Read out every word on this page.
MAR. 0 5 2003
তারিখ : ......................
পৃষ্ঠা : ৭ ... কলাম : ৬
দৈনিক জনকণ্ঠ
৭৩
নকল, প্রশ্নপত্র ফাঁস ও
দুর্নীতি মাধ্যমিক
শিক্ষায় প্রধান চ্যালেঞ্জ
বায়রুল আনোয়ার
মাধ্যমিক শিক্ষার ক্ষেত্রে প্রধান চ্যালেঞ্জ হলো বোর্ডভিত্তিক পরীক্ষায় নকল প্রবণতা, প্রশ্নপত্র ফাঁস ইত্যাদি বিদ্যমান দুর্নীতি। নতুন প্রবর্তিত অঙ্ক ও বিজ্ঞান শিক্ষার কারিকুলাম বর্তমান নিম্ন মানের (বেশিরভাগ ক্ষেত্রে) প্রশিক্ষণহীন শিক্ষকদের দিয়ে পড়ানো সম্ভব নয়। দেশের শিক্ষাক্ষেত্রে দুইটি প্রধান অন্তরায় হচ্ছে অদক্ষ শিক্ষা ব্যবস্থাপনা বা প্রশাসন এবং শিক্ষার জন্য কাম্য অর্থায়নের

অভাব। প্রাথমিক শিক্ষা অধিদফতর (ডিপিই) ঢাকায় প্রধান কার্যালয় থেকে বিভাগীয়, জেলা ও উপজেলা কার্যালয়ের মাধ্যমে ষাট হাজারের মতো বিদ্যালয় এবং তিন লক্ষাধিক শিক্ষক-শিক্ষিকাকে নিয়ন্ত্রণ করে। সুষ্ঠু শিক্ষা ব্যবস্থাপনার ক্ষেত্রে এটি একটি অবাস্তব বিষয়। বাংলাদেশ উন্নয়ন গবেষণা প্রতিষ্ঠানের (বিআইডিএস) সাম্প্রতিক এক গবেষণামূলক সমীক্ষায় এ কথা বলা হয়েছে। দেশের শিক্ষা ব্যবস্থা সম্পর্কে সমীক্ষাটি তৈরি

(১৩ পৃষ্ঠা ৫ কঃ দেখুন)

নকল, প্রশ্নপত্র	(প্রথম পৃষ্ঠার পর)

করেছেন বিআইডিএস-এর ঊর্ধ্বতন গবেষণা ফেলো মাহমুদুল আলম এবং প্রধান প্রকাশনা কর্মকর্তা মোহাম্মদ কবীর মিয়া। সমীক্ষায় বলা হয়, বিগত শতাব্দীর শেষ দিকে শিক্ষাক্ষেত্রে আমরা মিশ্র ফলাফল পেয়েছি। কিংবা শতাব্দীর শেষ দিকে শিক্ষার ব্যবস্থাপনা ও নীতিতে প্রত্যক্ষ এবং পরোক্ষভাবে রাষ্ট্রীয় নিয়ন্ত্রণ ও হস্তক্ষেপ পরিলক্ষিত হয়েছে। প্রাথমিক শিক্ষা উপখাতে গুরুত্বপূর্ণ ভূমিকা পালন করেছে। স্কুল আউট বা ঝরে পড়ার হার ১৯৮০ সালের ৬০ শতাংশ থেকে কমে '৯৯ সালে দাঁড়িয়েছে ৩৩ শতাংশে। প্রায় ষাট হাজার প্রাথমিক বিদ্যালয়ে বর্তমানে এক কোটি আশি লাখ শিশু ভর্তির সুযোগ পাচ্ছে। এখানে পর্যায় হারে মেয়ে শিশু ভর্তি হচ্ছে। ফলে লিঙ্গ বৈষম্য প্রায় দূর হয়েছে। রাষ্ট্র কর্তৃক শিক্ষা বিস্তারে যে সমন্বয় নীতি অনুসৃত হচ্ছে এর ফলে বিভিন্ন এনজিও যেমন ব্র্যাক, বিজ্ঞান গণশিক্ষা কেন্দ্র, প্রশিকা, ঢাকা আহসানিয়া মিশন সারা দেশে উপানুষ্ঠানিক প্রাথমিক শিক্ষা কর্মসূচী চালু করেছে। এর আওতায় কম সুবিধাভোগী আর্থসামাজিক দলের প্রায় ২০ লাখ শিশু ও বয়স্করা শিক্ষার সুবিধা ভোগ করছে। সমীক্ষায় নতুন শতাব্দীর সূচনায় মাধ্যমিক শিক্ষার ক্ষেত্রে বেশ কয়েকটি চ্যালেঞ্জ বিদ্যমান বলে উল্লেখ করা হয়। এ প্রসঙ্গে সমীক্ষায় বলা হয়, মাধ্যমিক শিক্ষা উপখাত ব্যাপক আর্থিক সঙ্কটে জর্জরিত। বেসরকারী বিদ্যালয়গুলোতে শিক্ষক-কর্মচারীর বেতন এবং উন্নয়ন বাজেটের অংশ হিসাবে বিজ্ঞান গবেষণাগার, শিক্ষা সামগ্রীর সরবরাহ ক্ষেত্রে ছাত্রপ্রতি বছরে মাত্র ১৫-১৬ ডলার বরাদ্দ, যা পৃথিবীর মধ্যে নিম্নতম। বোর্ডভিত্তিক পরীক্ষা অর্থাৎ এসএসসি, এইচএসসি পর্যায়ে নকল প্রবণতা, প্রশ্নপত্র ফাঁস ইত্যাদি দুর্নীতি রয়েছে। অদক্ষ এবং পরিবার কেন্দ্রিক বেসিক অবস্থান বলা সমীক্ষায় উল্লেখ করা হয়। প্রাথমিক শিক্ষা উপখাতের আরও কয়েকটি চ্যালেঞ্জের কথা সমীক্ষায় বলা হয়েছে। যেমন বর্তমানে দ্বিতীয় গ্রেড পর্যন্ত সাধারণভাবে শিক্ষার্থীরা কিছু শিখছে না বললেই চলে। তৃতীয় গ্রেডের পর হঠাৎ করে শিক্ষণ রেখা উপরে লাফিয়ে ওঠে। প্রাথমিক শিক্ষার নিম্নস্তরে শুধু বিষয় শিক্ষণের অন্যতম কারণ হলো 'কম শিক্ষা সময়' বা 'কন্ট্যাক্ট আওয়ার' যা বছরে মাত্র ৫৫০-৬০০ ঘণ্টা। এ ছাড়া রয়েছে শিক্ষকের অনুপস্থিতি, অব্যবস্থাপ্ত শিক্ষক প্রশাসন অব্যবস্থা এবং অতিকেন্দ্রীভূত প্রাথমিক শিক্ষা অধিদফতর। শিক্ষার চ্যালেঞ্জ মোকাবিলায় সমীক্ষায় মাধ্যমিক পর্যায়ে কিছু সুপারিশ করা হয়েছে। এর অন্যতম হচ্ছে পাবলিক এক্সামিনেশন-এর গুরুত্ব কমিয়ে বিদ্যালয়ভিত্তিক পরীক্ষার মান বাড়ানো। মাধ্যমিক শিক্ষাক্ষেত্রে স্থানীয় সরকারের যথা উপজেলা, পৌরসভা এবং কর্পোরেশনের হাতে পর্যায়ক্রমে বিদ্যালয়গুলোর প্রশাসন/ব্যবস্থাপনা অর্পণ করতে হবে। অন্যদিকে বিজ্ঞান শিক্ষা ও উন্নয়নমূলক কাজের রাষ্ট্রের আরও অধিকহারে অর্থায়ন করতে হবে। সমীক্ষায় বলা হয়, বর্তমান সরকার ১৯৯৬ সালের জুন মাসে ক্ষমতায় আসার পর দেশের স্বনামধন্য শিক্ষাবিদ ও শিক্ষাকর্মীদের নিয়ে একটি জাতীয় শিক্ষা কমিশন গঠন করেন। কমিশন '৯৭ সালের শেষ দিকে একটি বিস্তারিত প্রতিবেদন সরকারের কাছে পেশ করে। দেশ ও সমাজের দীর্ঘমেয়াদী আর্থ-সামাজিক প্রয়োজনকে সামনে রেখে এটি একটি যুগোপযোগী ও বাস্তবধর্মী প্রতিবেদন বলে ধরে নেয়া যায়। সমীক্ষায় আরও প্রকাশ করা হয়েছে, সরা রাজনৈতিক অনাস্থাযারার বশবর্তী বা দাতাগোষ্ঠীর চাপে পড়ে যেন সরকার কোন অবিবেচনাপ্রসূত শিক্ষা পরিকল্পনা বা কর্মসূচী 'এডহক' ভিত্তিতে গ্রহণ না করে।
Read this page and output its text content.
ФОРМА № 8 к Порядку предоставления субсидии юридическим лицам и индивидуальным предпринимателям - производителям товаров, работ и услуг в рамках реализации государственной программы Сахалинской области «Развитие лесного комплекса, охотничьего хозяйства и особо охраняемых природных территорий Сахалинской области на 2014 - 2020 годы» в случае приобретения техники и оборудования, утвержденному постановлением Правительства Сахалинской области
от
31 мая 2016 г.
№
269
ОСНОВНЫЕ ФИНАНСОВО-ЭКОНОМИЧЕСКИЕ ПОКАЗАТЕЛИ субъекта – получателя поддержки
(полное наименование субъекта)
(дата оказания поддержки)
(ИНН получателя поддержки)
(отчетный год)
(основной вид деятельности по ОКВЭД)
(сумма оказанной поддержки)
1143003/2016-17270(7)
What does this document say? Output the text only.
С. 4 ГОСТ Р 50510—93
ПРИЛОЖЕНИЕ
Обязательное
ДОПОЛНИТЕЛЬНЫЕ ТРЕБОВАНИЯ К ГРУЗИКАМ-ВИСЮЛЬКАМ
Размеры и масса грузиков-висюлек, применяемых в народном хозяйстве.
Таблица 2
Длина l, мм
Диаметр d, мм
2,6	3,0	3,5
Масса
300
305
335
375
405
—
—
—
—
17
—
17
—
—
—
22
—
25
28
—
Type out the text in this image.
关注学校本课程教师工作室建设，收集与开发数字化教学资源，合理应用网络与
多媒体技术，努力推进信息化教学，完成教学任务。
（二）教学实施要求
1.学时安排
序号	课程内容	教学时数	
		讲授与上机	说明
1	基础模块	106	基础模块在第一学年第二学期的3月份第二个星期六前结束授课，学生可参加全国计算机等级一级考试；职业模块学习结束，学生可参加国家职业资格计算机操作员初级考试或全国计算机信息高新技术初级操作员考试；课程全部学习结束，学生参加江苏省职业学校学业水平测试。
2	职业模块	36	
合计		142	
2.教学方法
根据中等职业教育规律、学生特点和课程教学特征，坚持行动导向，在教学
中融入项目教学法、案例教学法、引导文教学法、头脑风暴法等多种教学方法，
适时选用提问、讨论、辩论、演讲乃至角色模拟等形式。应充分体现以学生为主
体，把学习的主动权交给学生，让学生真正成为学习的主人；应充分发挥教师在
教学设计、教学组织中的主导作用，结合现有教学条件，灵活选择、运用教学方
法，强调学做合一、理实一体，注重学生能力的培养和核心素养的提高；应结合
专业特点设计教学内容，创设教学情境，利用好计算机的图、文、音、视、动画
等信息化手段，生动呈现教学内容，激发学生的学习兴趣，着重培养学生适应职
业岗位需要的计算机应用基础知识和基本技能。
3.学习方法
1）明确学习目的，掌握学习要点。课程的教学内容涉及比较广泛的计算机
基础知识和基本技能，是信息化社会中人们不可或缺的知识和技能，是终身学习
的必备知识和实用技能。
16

_ _ _ _

## What is required
Filter the entries and copy out every line with the word "Read".

## Finished answer
Read out every word on this page.
Read this page and output its text content.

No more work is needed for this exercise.